## Begin

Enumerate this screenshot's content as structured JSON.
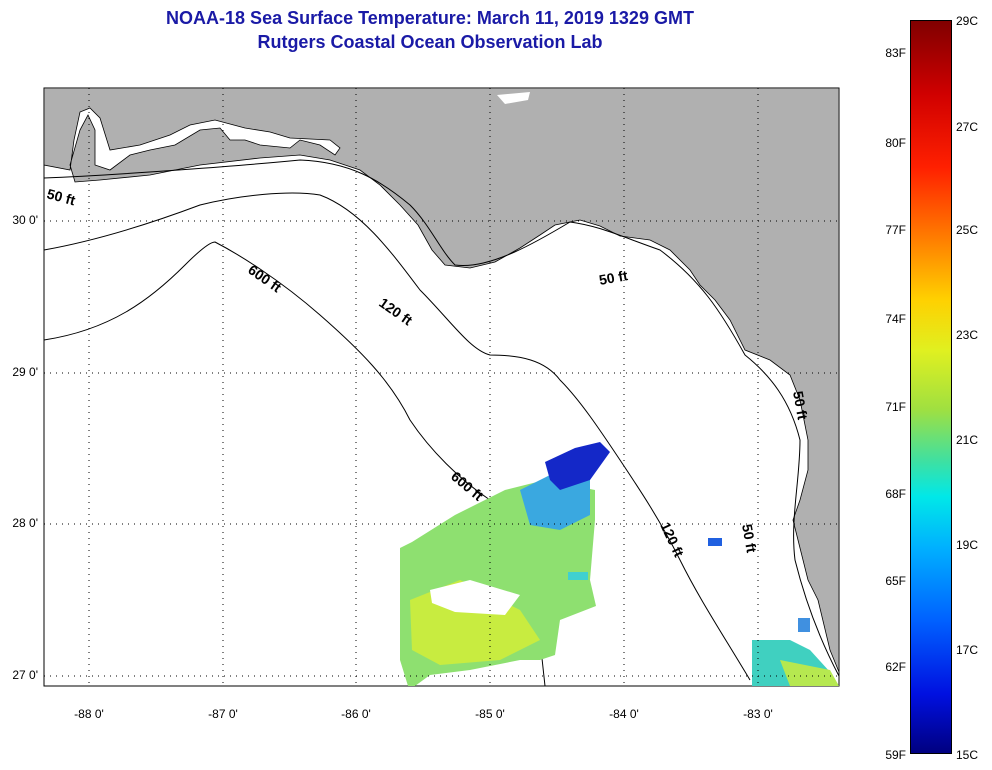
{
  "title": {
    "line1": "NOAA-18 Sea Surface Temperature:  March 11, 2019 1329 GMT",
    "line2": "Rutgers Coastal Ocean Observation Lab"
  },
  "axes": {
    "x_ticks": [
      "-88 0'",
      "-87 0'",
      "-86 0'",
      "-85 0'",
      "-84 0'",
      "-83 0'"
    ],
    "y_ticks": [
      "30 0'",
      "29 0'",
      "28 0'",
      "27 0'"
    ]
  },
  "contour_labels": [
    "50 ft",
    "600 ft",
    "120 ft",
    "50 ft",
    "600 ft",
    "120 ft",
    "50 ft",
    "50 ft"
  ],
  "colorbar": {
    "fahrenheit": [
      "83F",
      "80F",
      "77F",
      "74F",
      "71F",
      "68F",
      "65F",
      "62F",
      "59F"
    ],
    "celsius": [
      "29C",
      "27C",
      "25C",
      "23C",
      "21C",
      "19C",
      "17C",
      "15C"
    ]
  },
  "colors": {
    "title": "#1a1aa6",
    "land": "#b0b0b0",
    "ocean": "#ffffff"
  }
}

## End

*PROBLEM STATEMENT*. All of the records above must be copied exactly, except for the pictures.

*FULL ANSWER*.
Enumerate this screenshot's content as structured JSON.
{
  "title": {
    "line1": "NOAA-18 Sea Surface Temperature:  March 11, 2019 1329 GMT",
    "line2": "Rutgers Coastal Ocean Observation Lab"
  },
  "axes": {
    "x_ticks": [
      "-88 0'",
      "-87 0'",
      "-86 0'",
      "-85 0'",
      "-84 0'",
      "-83 0'"
    ],
    "y_ticks": [
      "30 0'",
      "29 0'",
      "28 0'",
      "27 0'"
    ]
  },
  "contour_labels": [
    "50 ft",
    "600 ft",
    "120 ft",
    "50 ft",
    "600 ft",
    "120 ft",
    "50 ft",
    "50 ft"
  ],
  "colorbar": {
    "fahrenheit": [
      "83F",
      "80F",
      "77F",
      "74F",
      "71F",
      "68F",
      "65F",
      "62F",
      "59F"
    ],
    "celsius": [
      "29C",
      "27C",
      "25C",
      "23C",
      "21C",
      "19C",
      "17C",
      "15C"
    ]
  },
  "colors": {
    "title": "#1a1aa6",
    "land": "#b0b0b0",
    "ocean": "#ffffff"
  }
}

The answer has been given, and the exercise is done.